# AIM
Show each line of the material below that includes the string "north".

Extracted data entries:
---
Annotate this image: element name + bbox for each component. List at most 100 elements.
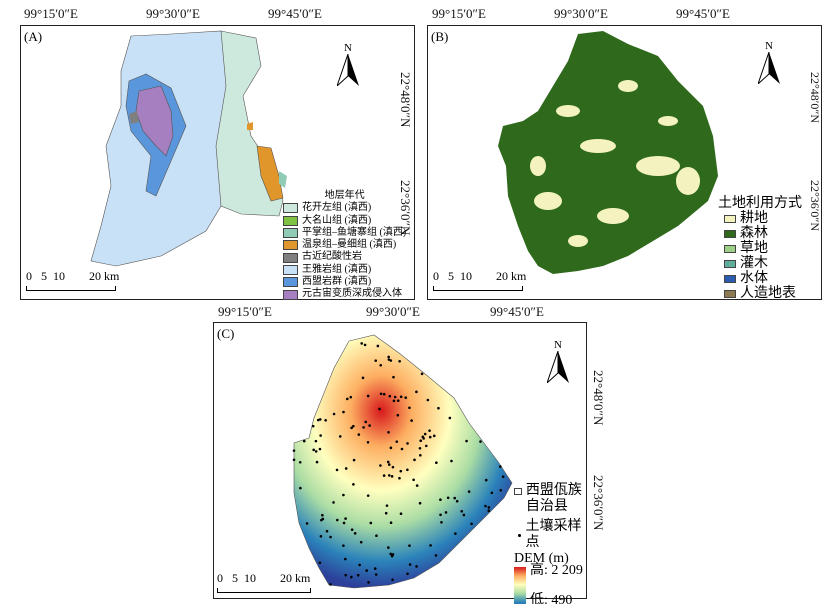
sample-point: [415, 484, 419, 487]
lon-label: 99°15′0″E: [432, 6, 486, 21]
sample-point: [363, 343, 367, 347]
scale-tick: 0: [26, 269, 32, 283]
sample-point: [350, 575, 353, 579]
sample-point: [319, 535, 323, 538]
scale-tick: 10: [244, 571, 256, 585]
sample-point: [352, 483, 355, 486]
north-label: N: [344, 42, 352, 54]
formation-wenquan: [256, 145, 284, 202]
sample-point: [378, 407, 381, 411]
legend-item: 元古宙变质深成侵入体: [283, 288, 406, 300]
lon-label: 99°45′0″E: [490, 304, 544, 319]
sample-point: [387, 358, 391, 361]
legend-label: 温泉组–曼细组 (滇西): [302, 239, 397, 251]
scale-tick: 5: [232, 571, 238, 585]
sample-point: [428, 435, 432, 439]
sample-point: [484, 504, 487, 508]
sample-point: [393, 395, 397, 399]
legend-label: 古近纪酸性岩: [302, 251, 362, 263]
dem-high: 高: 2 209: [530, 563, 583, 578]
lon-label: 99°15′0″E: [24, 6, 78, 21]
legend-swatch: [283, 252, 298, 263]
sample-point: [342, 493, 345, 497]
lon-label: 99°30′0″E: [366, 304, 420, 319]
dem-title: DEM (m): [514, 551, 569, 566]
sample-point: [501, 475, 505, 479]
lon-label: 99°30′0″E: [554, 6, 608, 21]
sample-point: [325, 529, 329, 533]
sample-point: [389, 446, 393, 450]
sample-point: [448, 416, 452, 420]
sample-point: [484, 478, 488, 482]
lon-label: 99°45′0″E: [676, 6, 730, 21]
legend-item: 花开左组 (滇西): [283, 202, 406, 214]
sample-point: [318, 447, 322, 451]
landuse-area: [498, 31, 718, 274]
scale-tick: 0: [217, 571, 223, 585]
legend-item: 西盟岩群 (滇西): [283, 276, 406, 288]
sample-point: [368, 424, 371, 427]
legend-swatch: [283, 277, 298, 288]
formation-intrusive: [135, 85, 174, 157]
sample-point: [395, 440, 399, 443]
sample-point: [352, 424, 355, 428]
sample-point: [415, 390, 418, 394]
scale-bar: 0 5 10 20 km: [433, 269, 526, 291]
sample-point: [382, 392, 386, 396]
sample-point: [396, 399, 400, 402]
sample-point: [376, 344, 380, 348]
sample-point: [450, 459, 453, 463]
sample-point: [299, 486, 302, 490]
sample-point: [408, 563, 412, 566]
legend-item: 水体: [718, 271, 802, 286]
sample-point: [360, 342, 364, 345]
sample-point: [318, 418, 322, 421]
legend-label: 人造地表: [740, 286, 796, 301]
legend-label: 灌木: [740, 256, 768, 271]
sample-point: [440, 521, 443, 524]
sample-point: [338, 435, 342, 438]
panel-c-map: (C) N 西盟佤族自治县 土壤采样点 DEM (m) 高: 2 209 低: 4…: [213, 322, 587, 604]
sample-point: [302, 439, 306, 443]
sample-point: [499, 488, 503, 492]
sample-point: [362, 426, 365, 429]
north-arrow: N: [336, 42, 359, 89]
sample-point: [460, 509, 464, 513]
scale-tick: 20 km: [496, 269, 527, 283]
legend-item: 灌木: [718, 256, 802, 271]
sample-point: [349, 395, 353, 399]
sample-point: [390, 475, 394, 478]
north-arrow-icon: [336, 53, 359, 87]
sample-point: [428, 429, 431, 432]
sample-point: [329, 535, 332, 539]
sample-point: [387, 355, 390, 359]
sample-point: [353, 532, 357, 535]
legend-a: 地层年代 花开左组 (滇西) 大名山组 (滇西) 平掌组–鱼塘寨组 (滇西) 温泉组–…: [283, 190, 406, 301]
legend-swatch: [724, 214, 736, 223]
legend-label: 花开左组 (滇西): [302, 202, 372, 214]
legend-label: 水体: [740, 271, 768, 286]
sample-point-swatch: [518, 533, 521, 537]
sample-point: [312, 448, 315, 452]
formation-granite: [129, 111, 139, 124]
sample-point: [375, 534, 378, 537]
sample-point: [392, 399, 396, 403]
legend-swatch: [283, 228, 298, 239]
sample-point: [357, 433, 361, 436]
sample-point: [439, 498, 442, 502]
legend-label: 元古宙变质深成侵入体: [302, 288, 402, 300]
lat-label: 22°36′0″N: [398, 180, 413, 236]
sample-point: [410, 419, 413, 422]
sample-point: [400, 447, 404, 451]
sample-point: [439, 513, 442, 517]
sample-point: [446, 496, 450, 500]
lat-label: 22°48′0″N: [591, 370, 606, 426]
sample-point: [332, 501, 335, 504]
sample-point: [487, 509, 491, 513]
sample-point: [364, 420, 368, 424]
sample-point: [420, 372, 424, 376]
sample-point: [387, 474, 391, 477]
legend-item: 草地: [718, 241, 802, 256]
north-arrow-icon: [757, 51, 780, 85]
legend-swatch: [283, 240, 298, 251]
---
# OUTPUT BELOW
north-label: N: [344, 42, 352, 54]
north-arrow: N: [336, 42, 359, 89]
north-arrow-icon: [336, 53, 359, 87]
north-arrow-icon: [757, 51, 780, 85]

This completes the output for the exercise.